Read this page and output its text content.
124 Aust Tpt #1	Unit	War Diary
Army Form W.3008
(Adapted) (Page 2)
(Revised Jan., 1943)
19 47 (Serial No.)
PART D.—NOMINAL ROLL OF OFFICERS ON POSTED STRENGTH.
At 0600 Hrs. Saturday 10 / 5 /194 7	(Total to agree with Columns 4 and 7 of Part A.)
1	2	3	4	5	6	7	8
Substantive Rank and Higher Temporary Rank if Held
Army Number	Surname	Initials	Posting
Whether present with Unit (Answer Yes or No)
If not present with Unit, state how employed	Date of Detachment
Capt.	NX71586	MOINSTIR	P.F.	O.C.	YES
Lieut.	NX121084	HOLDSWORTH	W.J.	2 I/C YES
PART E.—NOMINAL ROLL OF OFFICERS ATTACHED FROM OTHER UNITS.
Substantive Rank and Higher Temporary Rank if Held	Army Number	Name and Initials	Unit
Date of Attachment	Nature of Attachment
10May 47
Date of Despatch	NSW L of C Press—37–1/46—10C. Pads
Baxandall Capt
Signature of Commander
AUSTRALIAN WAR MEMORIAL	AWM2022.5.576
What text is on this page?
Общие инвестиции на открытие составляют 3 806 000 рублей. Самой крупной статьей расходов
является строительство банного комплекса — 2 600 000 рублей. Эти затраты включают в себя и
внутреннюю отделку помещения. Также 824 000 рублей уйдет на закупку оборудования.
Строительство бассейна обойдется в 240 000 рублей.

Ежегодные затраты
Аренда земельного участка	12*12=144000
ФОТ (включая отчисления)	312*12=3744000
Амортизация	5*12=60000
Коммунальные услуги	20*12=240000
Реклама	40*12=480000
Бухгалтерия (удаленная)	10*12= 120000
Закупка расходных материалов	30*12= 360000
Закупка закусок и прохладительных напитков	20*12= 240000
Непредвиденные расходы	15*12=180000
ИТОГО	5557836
------------
(Objective) Above are several records. Count the lines among them that contain "Army" and give only the total.

(Solution to this task) 3